## THE TASK
Transcribe every entry word for word, leaving out all images.

## LISTED ENTRIES
##############################
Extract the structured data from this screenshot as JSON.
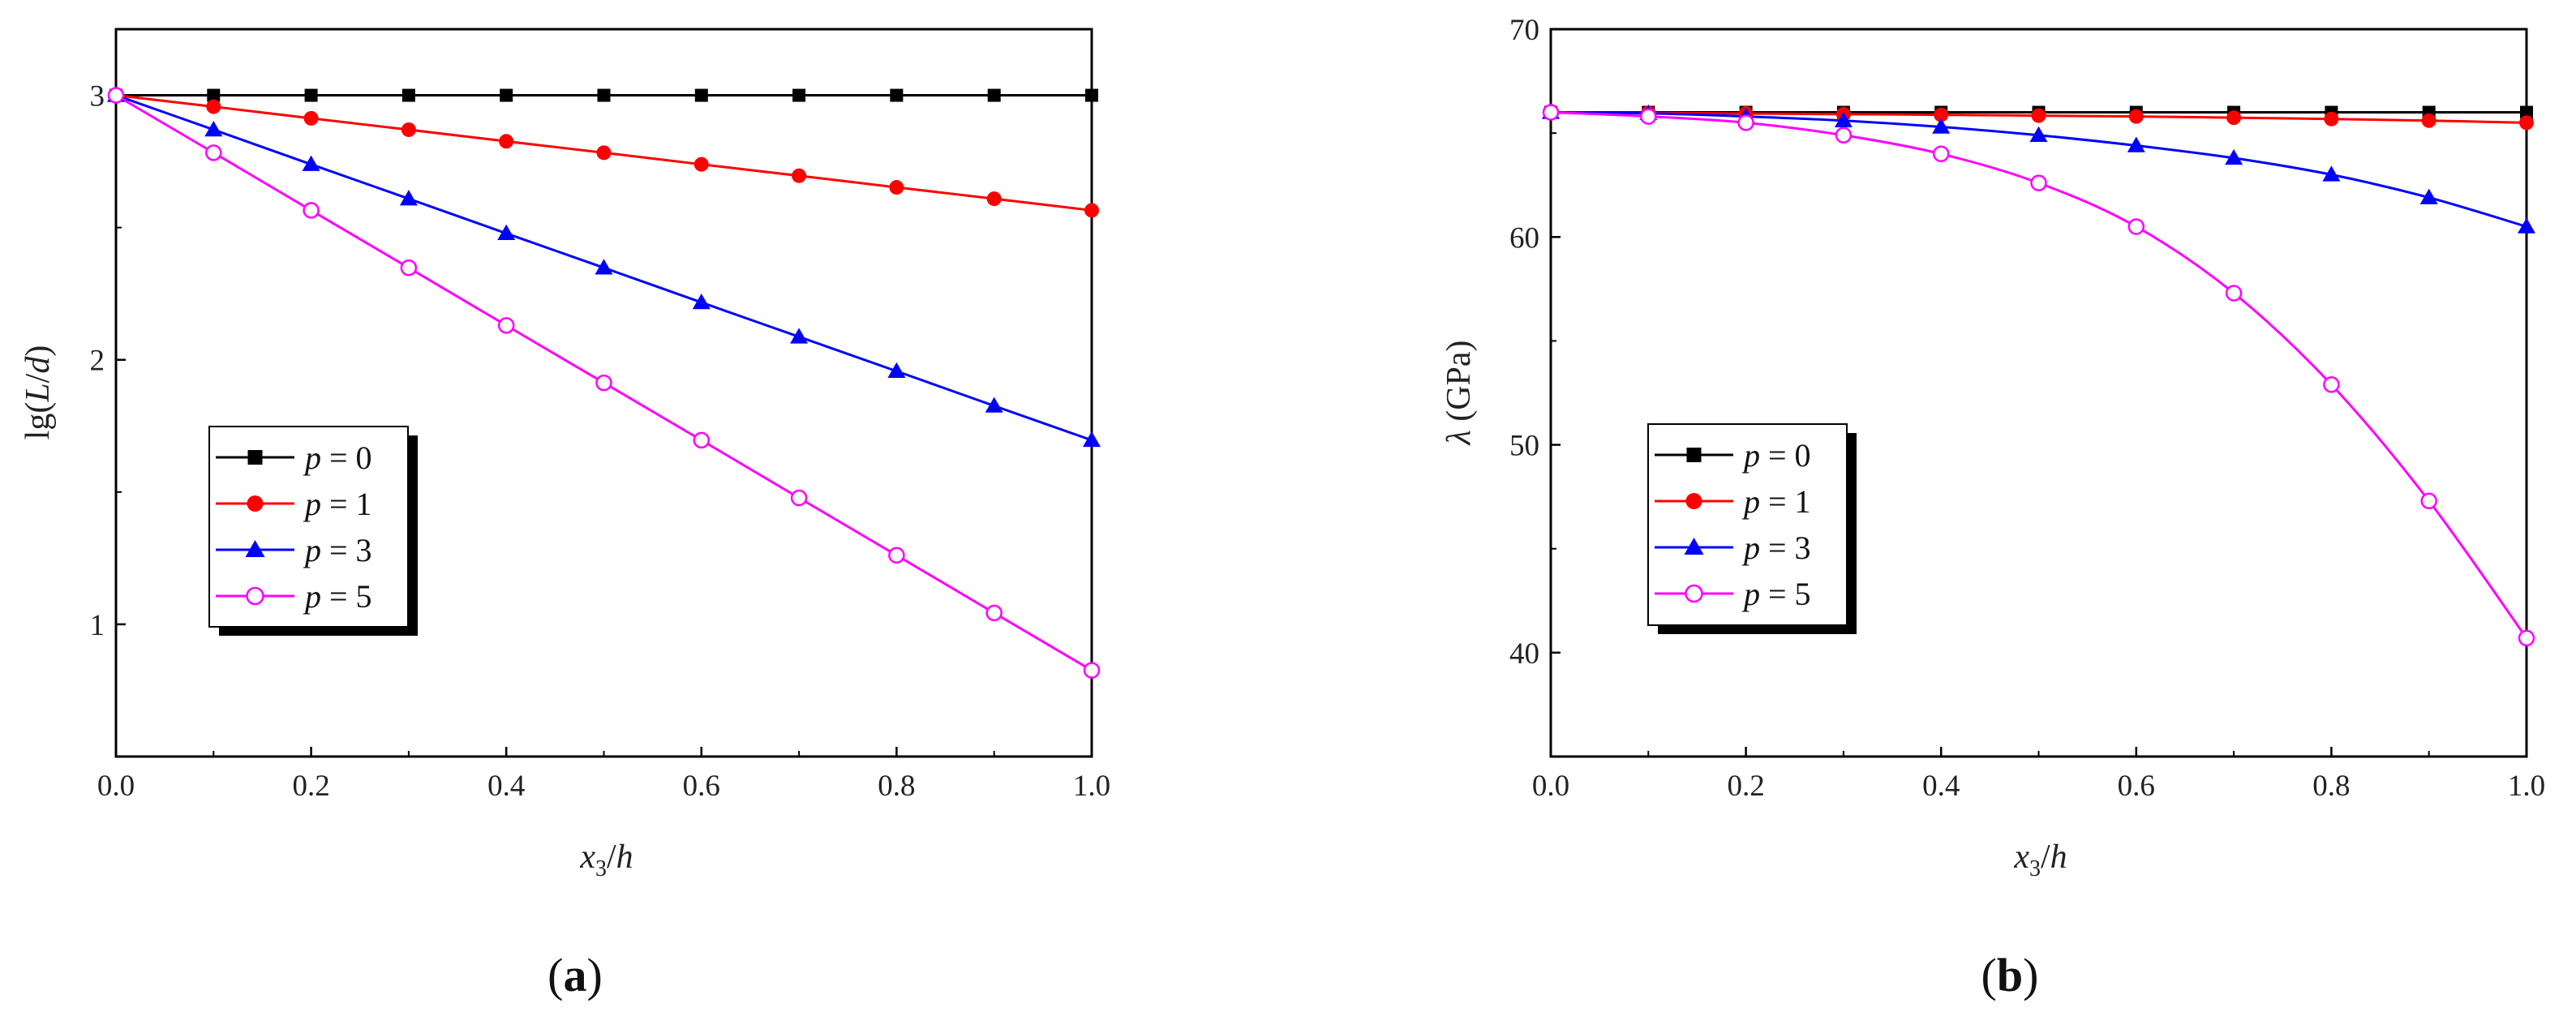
{
  "chart_data": [
    {
      "type": "line",
      "panel_label": "a",
      "xlabel": "x3/h",
      "ylabel": "lg(L/d)",
      "xlim": [
        0,
        1
      ],
      "ylim": [
        0.5,
        3.25
      ],
      "xticks": [
        "0.0",
        "0.2",
        "0.4",
        "0.6",
        "0.8",
        "1.0"
      ],
      "yticks": [
        "1",
        "2",
        "3"
      ],
      "legend_position": "lower-left",
      "x": [
        0,
        0.1,
        0.2,
        0.3,
        0.4,
        0.5,
        0.6,
        0.7,
        0.8,
        0.9,
        1.0
      ],
      "series": [
        {
          "name": "p = 0",
          "p": "0",
          "color": "#000000",
          "marker": "square",
          "values": [
            3,
            3,
            3,
            3,
            3,
            3,
            3,
            3,
            3,
            3,
            3
          ]
        },
        {
          "name": "p = 1",
          "p": "1",
          "color": "#ff0000",
          "marker": "circle",
          "values": [
            3,
            2.957,
            2.913,
            2.87,
            2.826,
            2.783,
            2.739,
            2.696,
            2.652,
            2.609,
            2.565
          ]
        },
        {
          "name": "p = 3",
          "p": "3",
          "color": "#0000ff",
          "marker": "triangle",
          "values": [
            3,
            2.87,
            2.739,
            2.609,
            2.478,
            2.348,
            2.217,
            2.087,
            1.957,
            1.826,
            1.696
          ]
        },
        {
          "name": "p = 5",
          "p": "5",
          "color": "#ff00ff",
          "marker": "open-circle",
          "values": [
            3,
            2.783,
            2.565,
            2.348,
            2.13,
            1.913,
            1.696,
            1.478,
            1.261,
            1.043,
            0.826
          ]
        }
      ]
    },
    {
      "type": "line",
      "panel_label": "b",
      "xlabel": "x3/h",
      "ylabel": "λ (GPa)",
      "xlim": [
        0,
        1
      ],
      "ylim": [
        35,
        70
      ],
      "xticks": [
        "0.0",
        "0.2",
        "0.4",
        "0.6",
        "0.8",
        "1.0"
      ],
      "yticks": [
        "40",
        "50",
        "60",
        "70"
      ],
      "legend_position": "lower-left",
      "x": [
        0,
        0.1,
        0.2,
        0.3,
        0.4,
        0.5,
        0.6,
        0.7,
        0.8,
        0.9,
        1.0
      ],
      "series": [
        {
          "name": "p = 0",
          "p": "0",
          "color": "#000000",
          "marker": "square",
          "values": [
            66,
            66,
            66,
            66,
            66,
            66,
            66,
            66,
            66,
            66,
            66
          ]
        },
        {
          "name": "p = 1",
          "p": "1",
          "color": "#ff0000",
          "marker": "circle",
          "values": [
            66,
            65.97,
            65.94,
            65.91,
            65.88,
            65.84,
            65.8,
            65.74,
            65.68,
            65.6,
            65.5
          ]
        },
        {
          "name": "p = 3",
          "p": "3",
          "color": "#0000ff",
          "marker": "triangle",
          "values": [
            66,
            65.95,
            65.8,
            65.6,
            65.3,
            64.9,
            64.4,
            63.8,
            63.0,
            61.9,
            60.5
          ]
        },
        {
          "name": "p = 5",
          "p": "5",
          "color": "#ff00ff",
          "marker": "open-circle",
          "values": [
            66,
            65.8,
            65.5,
            64.9,
            64.0,
            62.6,
            60.5,
            57.3,
            52.9,
            47.3,
            40.7
          ]
        }
      ]
    }
  ]
}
##############################
## FINAL ANSWER
Extract the structured data from this screenshot as JSON.
{
  "chart_data": [
    {
      "type": "line",
      "panel_label": "a",
      "xlabel": "x3/h",
      "ylabel": "lg(L/d)",
      "xlim": [
        0,
        1
      ],
      "ylim": [
        0.5,
        3.25
      ],
      "xticks": [
        "0.0",
        "0.2",
        "0.4",
        "0.6",
        "0.8",
        "1.0"
      ],
      "yticks": [
        "1",
        "2",
        "3"
      ],
      "legend_position": "lower-left",
      "x": [
        0,
        0.1,
        0.2,
        0.3,
        0.4,
        0.5,
        0.6,
        0.7,
        0.8,
        0.9,
        1.0
      ],
      "series": [
        {
          "name": "p = 0",
          "p": "0",
          "color": "#000000",
          "marker": "square",
          "values": [
            3,
            3,
            3,
            3,
            3,
            3,
            3,
            3,
            3,
            3,
            3
          ]
        },
        {
          "name": "p = 1",
          "p": "1",
          "color": "#ff0000",
          "marker": "circle",
          "values": [
            3,
            2.957,
            2.913,
            2.87,
            2.826,
            2.783,
            2.739,
            2.696,
            2.652,
            2.609,
            2.565
          ]
        },
        {
          "name": "p = 3",
          "p": "3",
          "color": "#0000ff",
          "marker": "triangle",
          "values": [
            3,
            2.87,
            2.739,
            2.609,
            2.478,
            2.348,
            2.217,
            2.087,
            1.957,
            1.826,
            1.696
          ]
        },
        {
          "name": "p = 5",
          "p": "5",
          "color": "#ff00ff",
          "marker": "open-circle",
          "values": [
            3,
            2.783,
            2.565,
            2.348,
            2.13,
            1.913,
            1.696,
            1.478,
            1.261,
            1.043,
            0.826
          ]
        }
      ]
    },
    {
      "type": "line",
      "panel_label": "b",
      "xlabel": "x3/h",
      "ylabel": "λ (GPa)",
      "xlim": [
        0,
        1
      ],
      "ylim": [
        35,
        70
      ],
      "xticks": [
        "0.0",
        "0.2",
        "0.4",
        "0.6",
        "0.8",
        "1.0"
      ],
      "yticks": [
        "40",
        "50",
        "60",
        "70"
      ],
      "legend_position": "lower-left",
      "x": [
        0,
        0.1,
        0.2,
        0.3,
        0.4,
        0.5,
        0.6,
        0.7,
        0.8,
        0.9,
        1.0
      ],
      "series": [
        {
          "name": "p = 0",
          "p": "0",
          "color": "#000000",
          "marker": "square",
          "values": [
            66,
            66,
            66,
            66,
            66,
            66,
            66,
            66,
            66,
            66,
            66
          ]
        },
        {
          "name": "p = 1",
          "p": "1",
          "color": "#ff0000",
          "marker": "circle",
          "values": [
            66,
            65.97,
            65.94,
            65.91,
            65.88,
            65.84,
            65.8,
            65.74,
            65.68,
            65.6,
            65.5
          ]
        },
        {
          "name": "p = 3",
          "p": "3",
          "color": "#0000ff",
          "marker": "triangle",
          "values": [
            66,
            65.95,
            65.8,
            65.6,
            65.3,
            64.9,
            64.4,
            63.8,
            63.0,
            61.9,
            60.5
          ]
        },
        {
          "name": "p = 5",
          "p": "5",
          "color": "#ff00ff",
          "marker": "open-circle",
          "values": [
            66,
            65.8,
            65.5,
            64.9,
            64.0,
            62.6,
            60.5,
            57.3,
            52.9,
            47.3,
            40.7
          ]
        }
      ]
    }
  ]
}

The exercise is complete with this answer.